REQUIREMENTS
Your task is to repeat the entries exactly. Leave the pictures out.

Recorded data
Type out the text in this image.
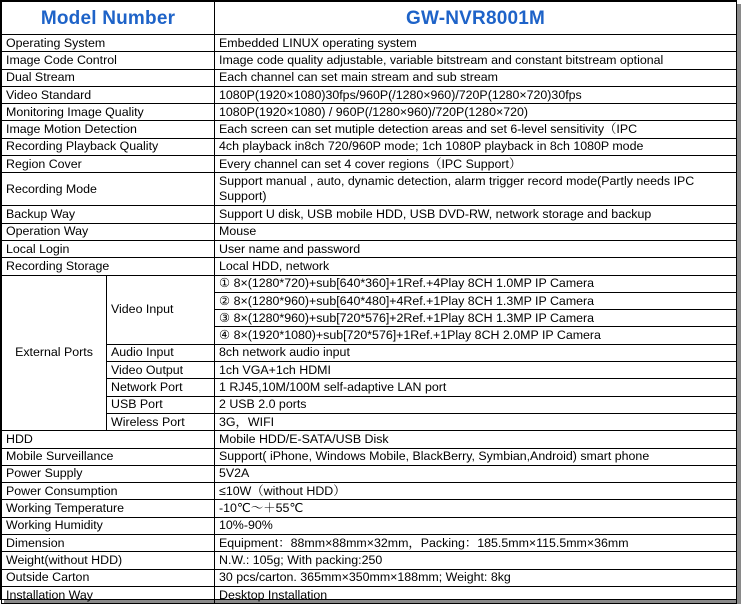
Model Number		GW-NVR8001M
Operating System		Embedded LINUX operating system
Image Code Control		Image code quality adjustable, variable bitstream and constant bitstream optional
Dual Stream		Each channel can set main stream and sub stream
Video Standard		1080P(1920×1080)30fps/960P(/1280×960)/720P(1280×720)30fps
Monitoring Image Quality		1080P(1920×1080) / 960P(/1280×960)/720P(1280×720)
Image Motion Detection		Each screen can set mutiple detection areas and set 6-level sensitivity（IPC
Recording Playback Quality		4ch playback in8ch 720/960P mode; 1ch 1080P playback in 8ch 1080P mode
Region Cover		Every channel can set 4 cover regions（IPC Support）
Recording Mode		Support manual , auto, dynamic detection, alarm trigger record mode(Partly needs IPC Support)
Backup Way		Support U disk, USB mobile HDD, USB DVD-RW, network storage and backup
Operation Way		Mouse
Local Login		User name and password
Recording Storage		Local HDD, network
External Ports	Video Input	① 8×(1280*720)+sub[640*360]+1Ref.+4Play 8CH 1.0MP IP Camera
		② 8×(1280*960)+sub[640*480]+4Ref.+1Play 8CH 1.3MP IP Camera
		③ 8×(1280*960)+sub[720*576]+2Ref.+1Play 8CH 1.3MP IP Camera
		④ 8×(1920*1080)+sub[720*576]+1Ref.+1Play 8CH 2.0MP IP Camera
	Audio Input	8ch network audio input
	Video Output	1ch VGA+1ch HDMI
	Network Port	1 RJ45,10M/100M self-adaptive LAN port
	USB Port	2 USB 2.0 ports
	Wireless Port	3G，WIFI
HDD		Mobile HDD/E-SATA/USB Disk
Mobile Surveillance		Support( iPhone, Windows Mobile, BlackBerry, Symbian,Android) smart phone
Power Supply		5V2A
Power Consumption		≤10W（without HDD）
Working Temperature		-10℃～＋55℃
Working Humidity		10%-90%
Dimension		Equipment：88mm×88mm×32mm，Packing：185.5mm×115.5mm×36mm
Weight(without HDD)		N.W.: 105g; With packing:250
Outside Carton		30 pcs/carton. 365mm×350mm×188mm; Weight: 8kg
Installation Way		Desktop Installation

EXERCISE RESPONSE
Type out the text in this image.
Model Number		GW-NVR8001M
Operating System		Embedded LINUX operating system
Image Code Control		Image code quality adjustable, variable bitstream and constant bitstream optional
Dual Stream		Each channel can set main stream and sub stream
Video Standard		1080P(1920×1080)30fps/960P(/1280×960)/720P(1280×720)30fps
Monitoring Image Quality		1080P(1920×1080) / 960P(/1280×960)/720P(1280×720)
Image Motion Detection		Each screen can set mutiple detection areas and set 6-level sensitivity（IPC
Recording Playback Quality		4ch playback in8ch 720/960P mode; 1ch 1080P playback in 8ch 1080P mode
Region Cover		Every channel can set 4 cover regions（IPC Support）
Recording Mode		Support manual , auto, dynamic detection, alarm trigger record mode(Partly needs IPC Support)
Backup Way		Support U disk, USB mobile HDD, USB DVD-RW, network storage and backup
Operation Way		Mouse
Local Login		User name and password
Recording Storage		Local HDD, network
External Ports	Video Input	① 8×(1280*720)+sub[640*360]+1Ref.+4Play 8CH 1.0MP IP Camera
		② 8×(1280*960)+sub[640*480]+4Ref.+1Play 8CH 1.3MP IP Camera
		③ 8×(1280*960)+sub[720*576]+2Ref.+1Play 8CH 1.3MP IP Camera
		④ 8×(1920*1080)+sub[720*576]+1Ref.+1Play 8CH 2.0MP IP Camera
	Audio Input	8ch network audio input
	Video Output	1ch VGA+1ch HDMI
	Network Port	1 RJ45,10M/100M self-adaptive LAN port
	USB Port	2 USB 2.0 ports
	Wireless Port	3G，WIFI
HDD		Mobile HDD/E-SATA/USB Disk
Mobile Surveillance		Support( iPhone, Windows Mobile, BlackBerry, Symbian,Android) smart phone
Power Supply		5V2A
Power Consumption		≤10W（without HDD）
Working Temperature		-10℃～＋55℃
Working Humidity		10%-90%
Dimension		Equipment：88mm×88mm×32mm，Packing：185.5mm×115.5mm×36mm
Weight(without HDD)		N.W.: 105g; With packing:250
Outside Carton		30 pcs/carton. 365mm×350mm×188mm; Weight: 8kg
Installation Way		Desktop Installation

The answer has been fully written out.